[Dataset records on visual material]
###

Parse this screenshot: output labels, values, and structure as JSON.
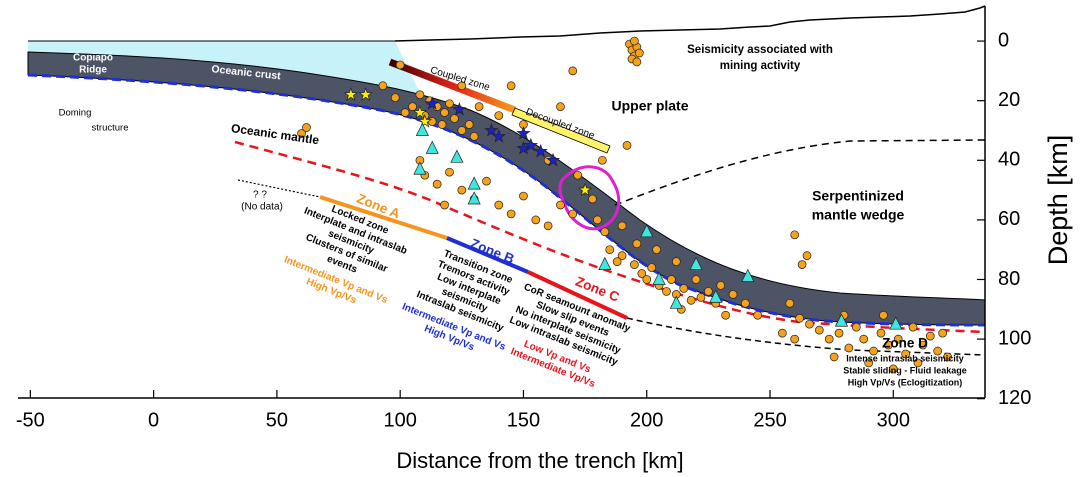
{
  "chart_data": {
    "type": "cross-section",
    "x_label": "Distance from the trench [km]",
    "y_label": "Depth [km]",
    "xlim": [
      -55,
      338
    ],
    "ylim": [
      -11,
      120
    ],
    "xticks": [
      -50,
      0,
      50,
      100,
      150,
      200,
      250,
      300
    ],
    "yticks": [
      0,
      20,
      40,
      60,
      80,
      100,
      120
    ],
    "annotations": [
      "Copiapó",
      "Ridge",
      "Doming",
      "structure",
      "Oceanic crust",
      "Coupled zone",
      "Decoupled zone",
      "Upper plate",
      "Oceanic mantle",
      "Seismicity associated with",
      "mining activity",
      "Serpentinized",
      "mantle wedge",
      "? ?",
      "(No data)"
    ],
    "zones": [
      {
        "name": "Zone A",
        "color": "#f7941d",
        "notes": [
          "Locked zone",
          "Interplate and intraslab",
          "seismicity",
          "Clusters of similar",
          "events"
        ],
        "velocity": [
          "Intermediate Vp and Vs",
          "High Vp/Vs"
        ]
      },
      {
        "name": "Zone B",
        "color": "#1f2fd0",
        "notes": [
          "Transition zone",
          "Tremors activity",
          "Low interplate",
          "seismicity",
          "Intraslab seismicity"
        ],
        "velocity": [
          "Intermediate Vp and Vs",
          "High Vp/Vs"
        ]
      },
      {
        "name": "Zone C",
        "color": "#e8141c",
        "notes": [
          "CoR seamount anomaly",
          "Slow slip events",
          "No interplate seismicity",
          "Low intraslab seismicity"
        ],
        "velocity": [
          "Low Vp and Vs",
          "Intermediate Vp/Vs"
        ]
      },
      {
        "name": "Zone D",
        "color": "#000000",
        "notes": [
          "Intense intraslab seismicity",
          "Stable sliding - Fluid leakage",
          "High Vp/Vs (Eclogitization)"
        ]
      }
    ],
    "series": [
      {
        "marker": "circle",
        "color": "#f7a21b",
        "x": [
          193,
          194,
          195,
          196,
          197,
          194,
          195,
          196,
          108,
          112,
          115,
          118,
          120,
          110,
          113,
          117,
          122,
          125,
          128,
          130,
          105,
          102,
          98,
          93,
          125,
          132,
          140,
          100,
          145,
          170,
          165,
          150,
          110,
          115,
          120,
          125,
          130,
          135,
          140,
          145,
          150,
          155,
          160,
          165,
          170,
          175,
          178,
          180,
          183,
          172,
          182,
          160,
          192,
          190,
          108,
          118,
          185,
          190,
          195,
          198,
          200,
          202,
          205,
          208,
          210,
          212,
          215,
          218,
          220,
          222,
          225,
          228,
          230,
          235,
          240,
          196,
          204,
          212,
          188,
          214,
          232,
          262,
          266,
          270,
          274,
          278,
          282,
          285,
          288,
          292,
          295,
          298,
          302,
          305,
          308,
          312,
          315,
          318,
          320,
          276,
          290,
          300,
          310,
          280,
          296,
          322,
          60,
          62,
          260,
          263,
          265,
          258,
          245,
          260,
          255
        ],
        "y": [
          1,
          3,
          5,
          2,
          4,
          6,
          0,
          7,
          18,
          20,
          22,
          24,
          21,
          25,
          27,
          28,
          26,
          30,
          28,
          32,
          22,
          24,
          19,
          15,
          15,
          22,
          25,
          8,
          15,
          10,
          22,
          28,
          45,
          48,
          44,
          50,
          53,
          47,
          55,
          58,
          52,
          60,
          62,
          55,
          58,
          50,
          53,
          60,
          64,
          45,
          40,
          40,
          35,
          62,
          40,
          55,
          70,
          72,
          75,
          78,
          80,
          76,
          82,
          84,
          80,
          85,
          83,
          87,
          80,
          86,
          84,
          88,
          82,
          85,
          88,
          68,
          70,
          74,
          74,
          90,
          92,
          93,
          95,
          97,
          100,
          98,
          103,
          96,
          100,
          104,
          98,
          102,
          100,
          105,
          96,
          102,
          99,
          104,
          98,
          106,
          108,
          110,
          108,
          92,
          92,
          106,
          31,
          29,
          65,
          75,
          72,
          88,
          92,
          100,
          98
        ]
      },
      {
        "marker": "star",
        "color": "#ffee00",
        "x": [
          80,
          86,
          108,
          110,
          175
        ],
        "y": [
          18,
          18,
          24,
          27,
          50
        ]
      },
      {
        "marker": "star",
        "color": "#1a22c8",
        "x": [
          113,
          124,
          137,
          140,
          150,
          153,
          157,
          162,
          150
        ],
        "y": [
          21,
          23,
          30,
          32,
          31,
          35,
          37,
          40,
          36
        ]
      },
      {
        "marker": "triangle",
        "color": "#3ee6e0",
        "x": [
          109,
          113,
          123,
          108,
          130,
          130,
          200,
          220,
          241,
          228,
          205,
          212,
          279,
          301,
          183
        ],
        "y": [
          30,
          36,
          39,
          43,
          48,
          53,
          64,
          75,
          79,
          86,
          80,
          88,
          94,
          95,
          75
        ]
      }
    ]
  }
}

###

Omit every picture, then reproduce the rest of the listing exactly.

Parse this screenshot: output labels, values, and structure as JSON.
{
  "chart_data": {
    "type": "cross-section",
    "x_label": "Distance from the trench [km]",
    "y_label": "Depth [km]",
    "xlim": [
      -55,
      338
    ],
    "ylim": [
      -11,
      120
    ],
    "xticks": [
      -50,
      0,
      50,
      100,
      150,
      200,
      250,
      300
    ],
    "yticks": [
      0,
      20,
      40,
      60,
      80,
      100,
      120
    ],
    "annotations": [
      "Copiapó",
      "Ridge",
      "Doming",
      "structure",
      "Oceanic crust",
      "Coupled zone",
      "Decoupled zone",
      "Upper plate",
      "Oceanic mantle",
      "Seismicity associated with",
      "mining activity",
      "Serpentinized",
      "mantle wedge",
      "? ?",
      "(No data)"
    ],
    "zones": [
      {
        "name": "Zone A",
        "color": "#f7941d",
        "notes": [
          "Locked zone",
          "Interplate and intraslab",
          "seismicity",
          "Clusters of similar",
          "events"
        ],
        "velocity": [
          "Intermediate Vp and Vs",
          "High Vp/Vs"
        ]
      },
      {
        "name": "Zone B",
        "color": "#1f2fd0",
        "notes": [
          "Transition zone",
          "Tremors activity",
          "Low interplate",
          "seismicity",
          "Intraslab seismicity"
        ],
        "velocity": [
          "Intermediate Vp and Vs",
          "High Vp/Vs"
        ]
      },
      {
        "name": "Zone C",
        "color": "#e8141c",
        "notes": [
          "CoR seamount anomaly",
          "Slow slip events",
          "No interplate seismicity",
          "Low intraslab seismicity"
        ],
        "velocity": [
          "Low Vp and Vs",
          "Intermediate Vp/Vs"
        ]
      },
      {
        "name": "Zone D",
        "color": "#000000",
        "notes": [
          "Intense intraslab seismicity",
          "Stable sliding - Fluid leakage",
          "High Vp/Vs (Eclogitization)"
        ]
      }
    ],
    "series": [
      {
        "marker": "circle",
        "color": "#f7a21b",
        "x": [
          193,
          194,
          195,
          196,
          197,
          194,
          195,
          196,
          108,
          112,
          115,
          118,
          120,
          110,
          113,
          117,
          122,
          125,
          128,
          130,
          105,
          102,
          98,
          93,
          125,
          132,
          140,
          100,
          145,
          170,
          165,
          150,
          110,
          115,
          120,
          125,
          130,
          135,
          140,
          145,
          150,
          155,
          160,
          165,
          170,
          175,
          178,
          180,
          183,
          172,
          182,
          160,
          192,
          190,
          108,
          118,
          185,
          190,
          195,
          198,
          200,
          202,
          205,
          208,
          210,
          212,
          215,
          218,
          220,
          222,
          225,
          228,
          230,
          235,
          240,
          196,
          204,
          212,
          188,
          214,
          232,
          262,
          266,
          270,
          274,
          278,
          282,
          285,
          288,
          292,
          295,
          298,
          302,
          305,
          308,
          312,
          315,
          318,
          320,
          276,
          290,
          300,
          310,
          280,
          296,
          322,
          60,
          62,
          260,
          263,
          265,
          258,
          245,
          260,
          255
        ],
        "y": [
          1,
          3,
          5,
          2,
          4,
          6,
          0,
          7,
          18,
          20,
          22,
          24,
          21,
          25,
          27,
          28,
          26,
          30,
          28,
          32,
          22,
          24,
          19,
          15,
          15,
          22,
          25,
          8,
          15,
          10,
          22,
          28,
          45,
          48,
          44,
          50,
          53,
          47,
          55,
          58,
          52,
          60,
          62,
          55,
          58,
          50,
          53,
          60,
          64,
          45,
          40,
          40,
          35,
          62,
          40,
          55,
          70,
          72,
          75,
          78,
          80,
          76,
          82,
          84,
          80,
          85,
          83,
          87,
          80,
          86,
          84,
          88,
          82,
          85,
          88,
          68,
          70,
          74,
          74,
          90,
          92,
          93,
          95,
          97,
          100,
          98,
          103,
          96,
          100,
          104,
          98,
          102,
          100,
          105,
          96,
          102,
          99,
          104,
          98,
          106,
          108,
          110,
          108,
          92,
          92,
          106,
          31,
          29,
          65,
          75,
          72,
          88,
          92,
          100,
          98
        ]
      },
      {
        "marker": "star",
        "color": "#ffee00",
        "x": [
          80,
          86,
          108,
          110,
          175
        ],
        "y": [
          18,
          18,
          24,
          27,
          50
        ]
      },
      {
        "marker": "star",
        "color": "#1a22c8",
        "x": [
          113,
          124,
          137,
          140,
          150,
          153,
          157,
          162,
          150
        ],
        "y": [
          21,
          23,
          30,
          32,
          31,
          35,
          37,
          40,
          36
        ]
      },
      {
        "marker": "triangle",
        "color": "#3ee6e0",
        "x": [
          109,
          113,
          123,
          108,
          130,
          130,
          200,
          220,
          241,
          228,
          205,
          212,
          279,
          301,
          183
        ],
        "y": [
          30,
          36,
          39,
          43,
          48,
          53,
          64,
          75,
          79,
          86,
          80,
          88,
          94,
          95,
          75
        ]
      }
    ]
  }
}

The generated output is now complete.